Give back the full listing verbatim, apart from its images.

***** SOURCE DATA *****

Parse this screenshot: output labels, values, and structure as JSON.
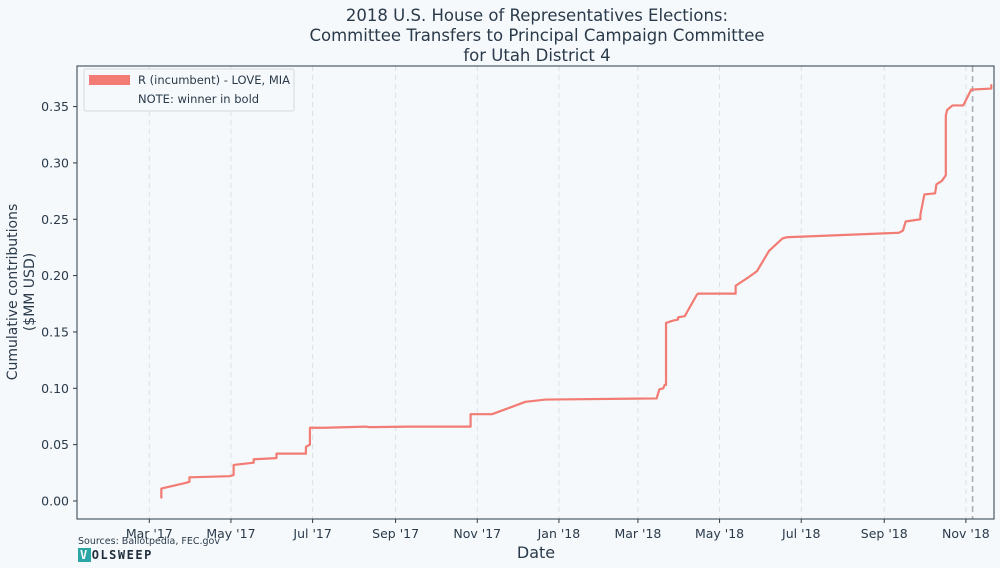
{
  "chart_data": {
    "type": "line",
    "title": [
      "2018 U.S. House of Representatives Elections:",
      "Committee Transfers to Principal Campaign Committee",
      "for Utah District 4"
    ],
    "xlabel": "Date",
    "ylabel": [
      "Cumulative contributions",
      "($MM USD)"
    ],
    "xlim": [
      "2017-01-06",
      "2018-11-22"
    ],
    "ylim": [
      -0.016,
      0.386
    ],
    "yticks": [
      0.0,
      0.05,
      0.1,
      0.15,
      0.2,
      0.25,
      0.3,
      0.35
    ],
    "ytick_labels": [
      "0.00",
      "0.05",
      "0.10",
      "0.15",
      "0.20",
      "0.25",
      "0.30",
      "0.35"
    ],
    "xticks": [
      "2017-03-01",
      "2017-05-01",
      "2017-07-01",
      "2017-09-01",
      "2017-11-01",
      "2018-01-01",
      "2018-03-01",
      "2018-05-01",
      "2018-07-01",
      "2018-09-01",
      "2018-11-01"
    ],
    "xtick_labels": [
      "Mar '17",
      "May '17",
      "Jul '17",
      "Sep '17",
      "Nov '17",
      "Jan '18",
      "Mar '18",
      "May '18",
      "Jul '18",
      "Sep '18",
      "Nov '18"
    ],
    "grid": "vertical dashed",
    "election_day": "2018-11-06",
    "legend": {
      "placement": "top-left",
      "entries": [
        "R (incumbent) - LOVE, MIA",
        "NOTE: winner in bold"
      ]
    },
    "series": [
      {
        "name": "R (incumbent) - LOVE, MIA",
        "color": "#f27b73",
        "points": [
          [
            "2017-03-10",
            0.003
          ],
          [
            "2017-03-10",
            0.011
          ],
          [
            "2017-03-28",
            0.016
          ],
          [
            "2017-03-31",
            0.017
          ],
          [
            "2017-03-31",
            0.021
          ],
          [
            "2017-04-30",
            0.022
          ],
          [
            "2017-05-03",
            0.023
          ],
          [
            "2017-05-03",
            0.032
          ],
          [
            "2017-05-18",
            0.034
          ],
          [
            "2017-05-18",
            0.037
          ],
          [
            "2017-06-04",
            0.038
          ],
          [
            "2017-06-04",
            0.042
          ],
          [
            "2017-06-26",
            0.042
          ],
          [
            "2017-06-26",
            0.048
          ],
          [
            "2017-06-29",
            0.05
          ],
          [
            "2017-06-29",
            0.065
          ],
          [
            "2017-07-10",
            0.065
          ],
          [
            "2017-08-10",
            0.066
          ],
          [
            "2017-08-12",
            0.0655
          ],
          [
            "2017-09-10",
            0.066
          ],
          [
            "2017-10-27",
            0.066
          ],
          [
            "2017-10-27",
            0.077
          ],
          [
            "2017-11-12",
            0.077
          ],
          [
            "2017-12-07",
            0.088
          ],
          [
            "2017-12-22",
            0.09
          ],
          [
            "2018-03-15",
            0.091
          ],
          [
            "2018-03-17",
            0.099
          ],
          [
            "2018-03-20",
            0.1
          ],
          [
            "2018-03-21",
            0.103
          ],
          [
            "2018-03-22",
            0.103
          ],
          [
            "2018-03-22",
            0.158
          ],
          [
            "2018-03-27",
            0.16
          ],
          [
            "2018-03-31",
            0.161
          ],
          [
            "2018-03-31",
            0.163
          ],
          [
            "2018-04-05",
            0.164
          ],
          [
            "2018-04-14",
            0.183
          ],
          [
            "2018-04-15",
            0.184
          ],
          [
            "2018-05-13",
            0.184
          ],
          [
            "2018-05-13",
            0.191
          ],
          [
            "2018-05-22",
            0.198
          ],
          [
            "2018-05-29",
            0.204
          ],
          [
            "2018-06-04",
            0.216
          ],
          [
            "2018-06-07",
            0.222
          ],
          [
            "2018-06-17",
            0.233
          ],
          [
            "2018-06-20",
            0.234
          ],
          [
            "2018-09-12",
            0.238
          ],
          [
            "2018-09-15",
            0.24
          ],
          [
            "2018-09-17",
            0.248
          ],
          [
            "2018-09-28",
            0.25
          ],
          [
            "2018-09-28",
            0.254
          ],
          [
            "2018-10-01",
            0.272
          ],
          [
            "2018-10-09",
            0.273
          ],
          [
            "2018-10-10",
            0.281
          ],
          [
            "2018-10-14",
            0.284
          ],
          [
            "2018-10-17",
            0.289
          ],
          [
            "2018-10-17",
            0.342
          ],
          [
            "2018-10-18",
            0.347
          ],
          [
            "2018-10-22",
            0.351
          ],
          [
            "2018-10-30",
            0.351
          ],
          [
            "2018-11-05",
            0.365
          ],
          [
            "2018-11-20",
            0.366
          ],
          [
            "2018-11-20",
            0.369
          ]
        ]
      }
    ]
  },
  "footer": {
    "sources": "Sources: Ballotpedia, FEC.gov",
    "logo_mark": "V",
    "logo_text": "OLSWEEP"
  }
}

*****

▶ [FINAL RESULT]
Parse this screenshot: output labels, values, and structure as JSON.
{
  "chart_data": {
    "type": "line",
    "title": [
      "2018 U.S. House of Representatives Elections:",
      "Committee Transfers to Principal Campaign Committee",
      "for Utah District 4"
    ],
    "xlabel": "Date",
    "ylabel": [
      "Cumulative contributions",
      "($MM USD)"
    ],
    "xlim": [
      "2017-01-06",
      "2018-11-22"
    ],
    "ylim": [
      -0.016,
      0.386
    ],
    "yticks": [
      0.0,
      0.05,
      0.1,
      0.15,
      0.2,
      0.25,
      0.3,
      0.35
    ],
    "ytick_labels": [
      "0.00",
      "0.05",
      "0.10",
      "0.15",
      "0.20",
      "0.25",
      "0.30",
      "0.35"
    ],
    "xticks": [
      "2017-03-01",
      "2017-05-01",
      "2017-07-01",
      "2017-09-01",
      "2017-11-01",
      "2018-01-01",
      "2018-03-01",
      "2018-05-01",
      "2018-07-01",
      "2018-09-01",
      "2018-11-01"
    ],
    "xtick_labels": [
      "Mar '17",
      "May '17",
      "Jul '17",
      "Sep '17",
      "Nov '17",
      "Jan '18",
      "Mar '18",
      "May '18",
      "Jul '18",
      "Sep '18",
      "Nov '18"
    ],
    "grid": "vertical dashed",
    "election_day": "2018-11-06",
    "legend": {
      "placement": "top-left",
      "entries": [
        "R (incumbent) - LOVE, MIA",
        "NOTE: winner in bold"
      ]
    },
    "series": [
      {
        "name": "R (incumbent) - LOVE, MIA",
        "color": "#f27b73",
        "points": [
          [
            "2017-03-10",
            0.003
          ],
          [
            "2017-03-10",
            0.011
          ],
          [
            "2017-03-28",
            0.016
          ],
          [
            "2017-03-31",
            0.017
          ],
          [
            "2017-03-31",
            0.021
          ],
          [
            "2017-04-30",
            0.022
          ],
          [
            "2017-05-03",
            0.023
          ],
          [
            "2017-05-03",
            0.032
          ],
          [
            "2017-05-18",
            0.034
          ],
          [
            "2017-05-18",
            0.037
          ],
          [
            "2017-06-04",
            0.038
          ],
          [
            "2017-06-04",
            0.042
          ],
          [
            "2017-06-26",
            0.042
          ],
          [
            "2017-06-26",
            0.048
          ],
          [
            "2017-06-29",
            0.05
          ],
          [
            "2017-06-29",
            0.065
          ],
          [
            "2017-07-10",
            0.065
          ],
          [
            "2017-08-10",
            0.066
          ],
          [
            "2017-08-12",
            0.0655
          ],
          [
            "2017-09-10",
            0.066
          ],
          [
            "2017-10-27",
            0.066
          ],
          [
            "2017-10-27",
            0.077
          ],
          [
            "2017-11-12",
            0.077
          ],
          [
            "2017-12-07",
            0.088
          ],
          [
            "2017-12-22",
            0.09
          ],
          [
            "2018-03-15",
            0.091
          ],
          [
            "2018-03-17",
            0.099
          ],
          [
            "2018-03-20",
            0.1
          ],
          [
            "2018-03-21",
            0.103
          ],
          [
            "2018-03-22",
            0.103
          ],
          [
            "2018-03-22",
            0.158
          ],
          [
            "2018-03-27",
            0.16
          ],
          [
            "2018-03-31",
            0.161
          ],
          [
            "2018-03-31",
            0.163
          ],
          [
            "2018-04-05",
            0.164
          ],
          [
            "2018-04-14",
            0.183
          ],
          [
            "2018-04-15",
            0.184
          ],
          [
            "2018-05-13",
            0.184
          ],
          [
            "2018-05-13",
            0.191
          ],
          [
            "2018-05-22",
            0.198
          ],
          [
            "2018-05-29",
            0.204
          ],
          [
            "2018-06-04",
            0.216
          ],
          [
            "2018-06-07",
            0.222
          ],
          [
            "2018-06-17",
            0.233
          ],
          [
            "2018-06-20",
            0.234
          ],
          [
            "2018-09-12",
            0.238
          ],
          [
            "2018-09-15",
            0.24
          ],
          [
            "2018-09-17",
            0.248
          ],
          [
            "2018-09-28",
            0.25
          ],
          [
            "2018-09-28",
            0.254
          ],
          [
            "2018-10-01",
            0.272
          ],
          [
            "2018-10-09",
            0.273
          ],
          [
            "2018-10-10",
            0.281
          ],
          [
            "2018-10-14",
            0.284
          ],
          [
            "2018-10-17",
            0.289
          ],
          [
            "2018-10-17",
            0.342
          ],
          [
            "2018-10-18",
            0.347
          ],
          [
            "2018-10-22",
            0.351
          ],
          [
            "2018-10-30",
            0.351
          ],
          [
            "2018-11-05",
            0.365
          ],
          [
            "2018-11-20",
            0.366
          ],
          [
            "2018-11-20",
            0.369
          ]
        ]
      }
    ]
  },
  "footer": {
    "sources": "Sources: Ballotpedia, FEC.gov",
    "logo_mark": "V",
    "logo_text": "OLSWEEP"
  }
}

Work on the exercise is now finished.